Provide a single number: the count of lines containing the string "Impôts".

-=-=-

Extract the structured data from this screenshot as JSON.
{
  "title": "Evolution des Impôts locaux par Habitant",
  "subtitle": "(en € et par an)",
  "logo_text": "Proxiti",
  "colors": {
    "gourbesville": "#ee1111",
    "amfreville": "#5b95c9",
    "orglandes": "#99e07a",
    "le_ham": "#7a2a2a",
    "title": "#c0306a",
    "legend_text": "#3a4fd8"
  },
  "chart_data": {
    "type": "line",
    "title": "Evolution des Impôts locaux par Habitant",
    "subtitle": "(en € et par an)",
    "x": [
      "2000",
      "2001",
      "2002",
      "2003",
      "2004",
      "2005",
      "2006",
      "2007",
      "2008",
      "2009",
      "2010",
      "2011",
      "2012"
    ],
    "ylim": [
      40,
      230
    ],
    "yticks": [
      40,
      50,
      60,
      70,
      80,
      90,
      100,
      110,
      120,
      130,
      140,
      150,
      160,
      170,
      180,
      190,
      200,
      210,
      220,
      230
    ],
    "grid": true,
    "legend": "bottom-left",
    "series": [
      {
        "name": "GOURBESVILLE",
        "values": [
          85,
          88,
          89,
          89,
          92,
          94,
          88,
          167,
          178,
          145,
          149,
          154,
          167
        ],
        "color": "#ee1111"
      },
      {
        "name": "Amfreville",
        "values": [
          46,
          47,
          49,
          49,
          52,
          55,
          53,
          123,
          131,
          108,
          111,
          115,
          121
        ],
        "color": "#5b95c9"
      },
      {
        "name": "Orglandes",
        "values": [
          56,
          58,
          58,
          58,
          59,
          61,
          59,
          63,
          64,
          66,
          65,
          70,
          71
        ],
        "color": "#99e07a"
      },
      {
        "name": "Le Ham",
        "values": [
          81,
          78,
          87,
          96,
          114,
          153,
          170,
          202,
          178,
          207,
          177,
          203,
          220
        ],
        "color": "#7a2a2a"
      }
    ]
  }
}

-=-=-

» **ANSWER**: 2